> [REQUEST]: Search the records below for the word "субсидий" and show every line where it occurs.

[Data entries]
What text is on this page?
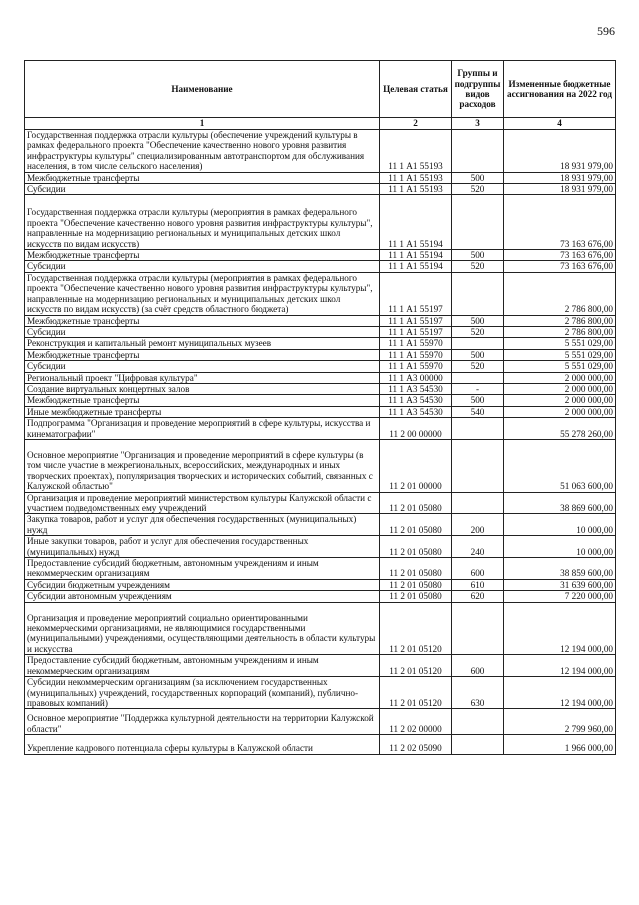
596
Наименование	Целевая статья	Группы и подгруппы видов расходов	Измененные бюджетные ассигнования на 2022 год
1	2	3	4
Государственная поддержка отрасли культуры (обеспечение учреждений культуры в рамках федерального проекта "Обеспечение качественно нового уровня развития инфраструктуры культуры" специализированным автотранспортом для обслуживания населения, в том числе сельского населения)	11 1 А1 55193		18 931 979,00
Межбюджетные трансферты	11 1 А1 55193	500	18 931 979,00
Субсидии	11 1 А1 55193	520	18 931 979,00
Государственная поддержка отрасли культуры (мероприятия в рамках федерального проекта "Обеспечение качественно нового уровня развития инфраструктуры культуры", направленные на модернизацию региональных и муниципальных детских школ искусств по видам искусств)	11 1 А1 55194		73 163 676,00
Межбюджетные трансферты	11 1 А1 55194	500	73 163 676,00
Субсидии	11 1 А1 55194	520	73 163 676,00
Государственная поддержка отрасли культуры (мероприятия в рамках федерального проекта "Обеспечение качественно нового уровня развития инфраструктуры культуры", направленные на модернизацию региональных и муниципальных детских школ искусств по видам искусств) (за счёт средств областного бюджета)	11 1 А1 55197		2 786 800,00
Межбюджетные трансферты	11 1 А1 55197	500	2 786 800,00
Субсидии	11 1 А1 55197	520	2 786 800,00
Реконструкция и капитальный ремонт муниципальных музеев	11 1 А1 55970		5 551 029,00
Межбюджетные трансферты	11 1 А1 55970	500	5 551 029,00
Субсидии	11 1 А1 55970	520	5 551 029,00
Региональный проект "Цифровая культура"	11 1 А3 00000		2 000 000,00
Создание виртуальных концертных залов	11 1 А3 54530	-	2 000 000,00
Межбюджетные трансферты	11 1 А3 54530	500	2 000 000,00
Иные межбюджетные трансферты	11 1 А3 54530	540	2 000 000,00
Подпрограмма "Организация и проведение мероприятий в сфере культуры, искусства и кинематографии"	11 2 00 00000		55 278 260,00
Основное мероприятие "Организация и проведение мероприятий в сфере культуры (в том числе участие в межрегиональных, всероссийских, международных и иных творческих проектах), популяризация творческих и исторических событий, связанных с Калужской областью"	11 2 01 00000		51 063 600,00
Организация и проведение мероприятий министерством культуры Калужской области с участием подведомственных ему учреждений	11 2 01 05080		38 869 600,00
Закупка товаров, работ и услуг для обеспечения государственных (муниципальных) нужд	11 2 01 05080	200	10 000,00
Иные закупки товаров, работ и услуг для обеспечения государственных (муниципальных) нужд	11 2 01 05080	240	10 000,00
Предоставление субсидий бюджетным, автономным учреждениям и иным некоммерческим организациям	11 2 01 05080	600	38 859 600,00
Субсидии бюджетным учреждениям	11 2 01 05080	610	31 639 600,00
Субсидии автономным учреждениям	11 2 01 05080	620	7 220 000,00
Организация и проведение мероприятий социально ориентированными некоммерческими организациями, не являющимися государственными (муниципальными) учреждениями, осуществляющими деятельность в области культуры и искусства	11 2 01 05120		12 194 000,00
Предоставление субсидий бюджетным, автономным учреждениям и иным некоммерческим организациям	11 2 01 05120	600	12 194 000,00
Субсидии некоммерческим организациям (за исключением государственных (муниципальных) учреждений, государственных корпораций (компаний), публично-правовых компаний)	11 2 01 05120	630	12 194 000,00
Основное мероприятие "Поддержка культурной деятельности на территории Калужской области"	11 2 02 00000		2 799 960,00
Укрепление кадрового потенциала сферы культуры в Калужской области	11 2 02 05090		1 966 000,00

> [CORRECT RESPONSE]:
Предоставление субсидий бюджетным, автономным учреждениям и иным некоммерческим организациям	11 2 01 05080	600	38 859 600,00
Предоставление субсидий бюджетным, автономным учреждениям и иным некоммерческим организациям	11 2 01 05120	600	12 194 000,00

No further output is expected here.